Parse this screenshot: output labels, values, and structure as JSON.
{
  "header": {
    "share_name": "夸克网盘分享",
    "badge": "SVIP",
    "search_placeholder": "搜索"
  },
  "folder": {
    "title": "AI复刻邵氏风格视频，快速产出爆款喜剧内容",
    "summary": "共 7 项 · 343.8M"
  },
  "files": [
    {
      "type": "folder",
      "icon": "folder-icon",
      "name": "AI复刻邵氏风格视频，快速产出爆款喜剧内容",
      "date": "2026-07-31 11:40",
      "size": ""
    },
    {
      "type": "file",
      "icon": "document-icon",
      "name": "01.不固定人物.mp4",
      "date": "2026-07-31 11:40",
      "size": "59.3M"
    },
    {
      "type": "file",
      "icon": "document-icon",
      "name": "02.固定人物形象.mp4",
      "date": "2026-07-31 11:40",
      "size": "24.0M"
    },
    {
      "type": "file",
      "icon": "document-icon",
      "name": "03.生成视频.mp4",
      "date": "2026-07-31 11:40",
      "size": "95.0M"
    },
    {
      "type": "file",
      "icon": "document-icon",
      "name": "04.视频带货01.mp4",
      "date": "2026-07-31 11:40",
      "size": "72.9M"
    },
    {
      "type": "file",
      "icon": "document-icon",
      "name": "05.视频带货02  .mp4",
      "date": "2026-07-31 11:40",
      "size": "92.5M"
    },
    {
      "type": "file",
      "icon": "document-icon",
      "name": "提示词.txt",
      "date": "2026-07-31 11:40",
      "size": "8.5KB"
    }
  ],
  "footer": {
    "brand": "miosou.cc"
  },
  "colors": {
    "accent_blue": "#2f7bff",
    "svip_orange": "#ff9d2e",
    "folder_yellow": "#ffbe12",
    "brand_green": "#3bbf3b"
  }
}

PROBLEM DESCRIPTION: Reproduce the full listing above, character for character.

FINAL RESULT:
Parse this screenshot: output labels, values, and structure as JSON.
{
  "header": {
    "share_name": "夸克网盘分享",
    "badge": "SVIP",
    "search_placeholder": "搜索"
  },
  "folder": {
    "title": "AI复刻邵氏风格视频，快速产出爆款喜剧内容",
    "summary": "共 7 项 · 343.8M"
  },
  "files": [
    {
      "type": "folder",
      "icon": "folder-icon",
      "name": "AI复刻邵氏风格视频，快速产出爆款喜剧内容",
      "date": "2026-07-31 11:40",
      "size": ""
    },
    {
      "type": "file",
      "icon": "document-icon",
      "name": "01.不固定人物.mp4",
      "date": "2026-07-31 11:40",
      "size": "59.3M"
    },
    {
      "type": "file",
      "icon": "document-icon",
      "name": "02.固定人物形象.mp4",
      "date": "2026-07-31 11:40",
      "size": "24.0M"
    },
    {
      "type": "file",
      "icon": "document-icon",
      "name": "03.生成视频.mp4",
      "date": "2026-07-31 11:40",
      "size": "95.0M"
    },
    {
      "type": "file",
      "icon": "document-icon",
      "name": "04.视频带货01.mp4",
      "date": "2026-07-31 11:40",
      "size": "72.9M"
    },
    {
      "type": "file",
      "icon": "document-icon",
      "name": "05.视频带货02  .mp4",
      "date": "2026-07-31 11:40",
      "size": "92.5M"
    },
    {
      "type": "file",
      "icon": "document-icon",
      "name": "提示词.txt",
      "date": "2026-07-31 11:40",
      "size": "8.5KB"
    }
  ],
  "footer": {
    "brand": "miosou.cc"
  },
  "colors": {
    "accent_blue": "#2f7bff",
    "svip_orange": "#ff9d2e",
    "folder_yellow": "#ffbe12",
    "brand_green": "#3bbf3b"
  }
}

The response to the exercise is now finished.